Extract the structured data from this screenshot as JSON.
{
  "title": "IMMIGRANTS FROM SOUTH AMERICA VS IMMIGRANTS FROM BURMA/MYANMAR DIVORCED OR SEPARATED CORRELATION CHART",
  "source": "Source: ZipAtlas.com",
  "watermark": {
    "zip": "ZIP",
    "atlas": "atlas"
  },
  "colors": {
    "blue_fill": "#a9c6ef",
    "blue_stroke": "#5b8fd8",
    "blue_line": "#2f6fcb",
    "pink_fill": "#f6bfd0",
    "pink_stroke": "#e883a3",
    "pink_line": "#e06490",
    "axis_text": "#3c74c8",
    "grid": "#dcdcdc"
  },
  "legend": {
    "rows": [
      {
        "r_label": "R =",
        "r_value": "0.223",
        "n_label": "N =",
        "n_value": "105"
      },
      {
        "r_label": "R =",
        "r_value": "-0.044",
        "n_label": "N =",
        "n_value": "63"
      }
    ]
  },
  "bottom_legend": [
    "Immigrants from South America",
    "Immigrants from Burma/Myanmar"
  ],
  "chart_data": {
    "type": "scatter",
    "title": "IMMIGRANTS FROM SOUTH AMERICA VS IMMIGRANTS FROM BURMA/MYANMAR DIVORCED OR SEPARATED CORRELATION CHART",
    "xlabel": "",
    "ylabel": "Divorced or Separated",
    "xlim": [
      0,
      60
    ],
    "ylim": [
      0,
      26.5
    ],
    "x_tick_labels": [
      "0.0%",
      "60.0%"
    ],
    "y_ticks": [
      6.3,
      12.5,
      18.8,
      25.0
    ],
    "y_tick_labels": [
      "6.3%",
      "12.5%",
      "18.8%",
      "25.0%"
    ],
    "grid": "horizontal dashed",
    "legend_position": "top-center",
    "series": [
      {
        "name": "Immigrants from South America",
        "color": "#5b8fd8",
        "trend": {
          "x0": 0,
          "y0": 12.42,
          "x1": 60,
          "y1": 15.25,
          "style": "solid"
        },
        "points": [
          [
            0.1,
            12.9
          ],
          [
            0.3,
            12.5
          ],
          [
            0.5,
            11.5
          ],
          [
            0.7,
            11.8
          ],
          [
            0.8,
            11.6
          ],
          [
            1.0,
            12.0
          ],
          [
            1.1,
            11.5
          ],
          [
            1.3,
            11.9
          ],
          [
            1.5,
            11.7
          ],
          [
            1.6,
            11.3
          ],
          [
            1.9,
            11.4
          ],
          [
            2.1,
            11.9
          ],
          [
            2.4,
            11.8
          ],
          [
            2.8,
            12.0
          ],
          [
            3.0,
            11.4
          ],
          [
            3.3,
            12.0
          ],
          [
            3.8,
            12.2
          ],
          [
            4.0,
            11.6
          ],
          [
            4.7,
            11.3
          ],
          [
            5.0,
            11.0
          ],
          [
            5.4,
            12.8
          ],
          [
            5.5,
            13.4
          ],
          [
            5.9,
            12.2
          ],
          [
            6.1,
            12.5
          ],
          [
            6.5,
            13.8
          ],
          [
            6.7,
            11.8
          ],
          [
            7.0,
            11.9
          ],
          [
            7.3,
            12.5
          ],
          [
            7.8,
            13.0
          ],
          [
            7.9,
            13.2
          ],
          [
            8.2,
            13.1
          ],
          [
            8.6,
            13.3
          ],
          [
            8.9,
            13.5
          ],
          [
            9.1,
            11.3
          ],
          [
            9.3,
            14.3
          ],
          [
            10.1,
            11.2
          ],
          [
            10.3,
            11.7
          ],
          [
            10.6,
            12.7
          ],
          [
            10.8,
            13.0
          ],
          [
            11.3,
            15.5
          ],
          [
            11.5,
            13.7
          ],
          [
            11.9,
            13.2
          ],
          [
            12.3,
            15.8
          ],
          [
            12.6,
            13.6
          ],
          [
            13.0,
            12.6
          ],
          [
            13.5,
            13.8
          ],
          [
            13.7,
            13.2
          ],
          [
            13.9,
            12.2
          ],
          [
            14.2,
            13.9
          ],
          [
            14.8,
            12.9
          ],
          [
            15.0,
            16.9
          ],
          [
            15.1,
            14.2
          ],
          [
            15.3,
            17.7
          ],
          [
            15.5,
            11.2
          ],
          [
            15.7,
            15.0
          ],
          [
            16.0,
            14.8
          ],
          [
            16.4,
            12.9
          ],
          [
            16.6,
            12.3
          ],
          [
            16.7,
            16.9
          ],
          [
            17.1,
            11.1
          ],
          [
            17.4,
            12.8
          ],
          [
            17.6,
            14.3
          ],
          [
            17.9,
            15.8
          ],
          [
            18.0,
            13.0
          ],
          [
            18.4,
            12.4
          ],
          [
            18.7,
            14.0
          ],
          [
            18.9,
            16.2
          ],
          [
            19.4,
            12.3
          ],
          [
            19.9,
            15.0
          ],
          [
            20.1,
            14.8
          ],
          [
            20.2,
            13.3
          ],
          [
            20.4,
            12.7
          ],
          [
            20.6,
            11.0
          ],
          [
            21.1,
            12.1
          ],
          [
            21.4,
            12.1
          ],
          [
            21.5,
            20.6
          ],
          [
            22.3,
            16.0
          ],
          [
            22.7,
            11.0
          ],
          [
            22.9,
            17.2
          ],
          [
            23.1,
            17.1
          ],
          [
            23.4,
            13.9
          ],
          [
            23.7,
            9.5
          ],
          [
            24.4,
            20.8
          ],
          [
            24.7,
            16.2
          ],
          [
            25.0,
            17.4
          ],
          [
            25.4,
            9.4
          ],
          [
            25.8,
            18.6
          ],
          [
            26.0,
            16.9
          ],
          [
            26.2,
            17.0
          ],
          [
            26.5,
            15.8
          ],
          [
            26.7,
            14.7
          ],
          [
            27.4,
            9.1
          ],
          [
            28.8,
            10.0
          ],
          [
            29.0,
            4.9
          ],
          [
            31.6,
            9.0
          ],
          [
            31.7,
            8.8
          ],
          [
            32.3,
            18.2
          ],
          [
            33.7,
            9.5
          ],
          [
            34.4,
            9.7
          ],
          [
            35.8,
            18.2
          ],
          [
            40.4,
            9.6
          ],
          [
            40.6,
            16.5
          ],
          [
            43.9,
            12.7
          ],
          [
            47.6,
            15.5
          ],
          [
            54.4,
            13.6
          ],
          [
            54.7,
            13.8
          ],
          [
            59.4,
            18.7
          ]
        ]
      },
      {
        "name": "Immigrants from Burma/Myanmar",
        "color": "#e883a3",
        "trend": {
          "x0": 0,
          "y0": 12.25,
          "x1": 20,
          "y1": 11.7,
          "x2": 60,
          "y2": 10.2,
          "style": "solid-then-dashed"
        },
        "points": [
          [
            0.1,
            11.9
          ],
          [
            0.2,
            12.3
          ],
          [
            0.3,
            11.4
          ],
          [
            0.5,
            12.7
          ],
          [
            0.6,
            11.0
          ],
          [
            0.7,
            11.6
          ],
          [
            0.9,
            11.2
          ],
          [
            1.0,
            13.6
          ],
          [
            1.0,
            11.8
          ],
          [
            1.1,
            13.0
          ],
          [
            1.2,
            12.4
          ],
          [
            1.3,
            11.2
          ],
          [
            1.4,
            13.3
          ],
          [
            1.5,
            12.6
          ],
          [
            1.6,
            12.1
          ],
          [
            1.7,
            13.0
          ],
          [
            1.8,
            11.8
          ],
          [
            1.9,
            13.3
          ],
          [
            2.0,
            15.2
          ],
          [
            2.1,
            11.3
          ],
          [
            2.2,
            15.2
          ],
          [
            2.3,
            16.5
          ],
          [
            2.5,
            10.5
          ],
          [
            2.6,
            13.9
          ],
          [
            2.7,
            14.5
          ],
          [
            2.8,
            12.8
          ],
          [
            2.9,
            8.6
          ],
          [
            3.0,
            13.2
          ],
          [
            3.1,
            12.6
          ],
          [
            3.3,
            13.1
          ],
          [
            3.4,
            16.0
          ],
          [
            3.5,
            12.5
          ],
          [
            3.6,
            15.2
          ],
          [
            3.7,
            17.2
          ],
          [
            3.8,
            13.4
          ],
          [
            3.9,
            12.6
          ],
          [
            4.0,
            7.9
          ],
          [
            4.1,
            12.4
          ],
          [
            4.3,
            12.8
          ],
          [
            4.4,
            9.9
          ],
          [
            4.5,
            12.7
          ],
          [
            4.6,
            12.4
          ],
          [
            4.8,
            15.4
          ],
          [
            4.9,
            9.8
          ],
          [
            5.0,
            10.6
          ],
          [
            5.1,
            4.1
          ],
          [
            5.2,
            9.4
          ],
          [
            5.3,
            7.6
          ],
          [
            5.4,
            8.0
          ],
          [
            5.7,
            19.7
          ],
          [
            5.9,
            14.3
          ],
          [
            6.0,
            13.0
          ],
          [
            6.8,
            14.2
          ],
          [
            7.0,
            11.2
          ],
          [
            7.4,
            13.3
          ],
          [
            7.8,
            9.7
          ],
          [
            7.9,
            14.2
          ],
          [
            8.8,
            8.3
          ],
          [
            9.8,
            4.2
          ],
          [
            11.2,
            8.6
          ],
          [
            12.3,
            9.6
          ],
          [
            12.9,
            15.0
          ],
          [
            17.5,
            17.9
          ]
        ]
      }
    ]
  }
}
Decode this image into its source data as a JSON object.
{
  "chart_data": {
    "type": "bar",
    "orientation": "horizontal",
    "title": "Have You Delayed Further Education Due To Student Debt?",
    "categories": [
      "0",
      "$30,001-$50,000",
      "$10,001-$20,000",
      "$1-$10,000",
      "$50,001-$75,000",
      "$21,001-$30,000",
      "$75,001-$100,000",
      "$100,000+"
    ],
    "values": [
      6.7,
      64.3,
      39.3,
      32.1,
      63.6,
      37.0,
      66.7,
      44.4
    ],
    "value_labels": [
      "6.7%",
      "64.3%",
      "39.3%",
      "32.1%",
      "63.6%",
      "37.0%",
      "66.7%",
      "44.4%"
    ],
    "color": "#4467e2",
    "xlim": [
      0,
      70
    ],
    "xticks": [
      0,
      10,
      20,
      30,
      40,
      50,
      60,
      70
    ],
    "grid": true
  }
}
******
### [Problem]
Show every line where the string "source" appears.

### [Answer in full]
  "source": "Source: ZipAtlas.com",
Decode this image into its source data as a JSON object.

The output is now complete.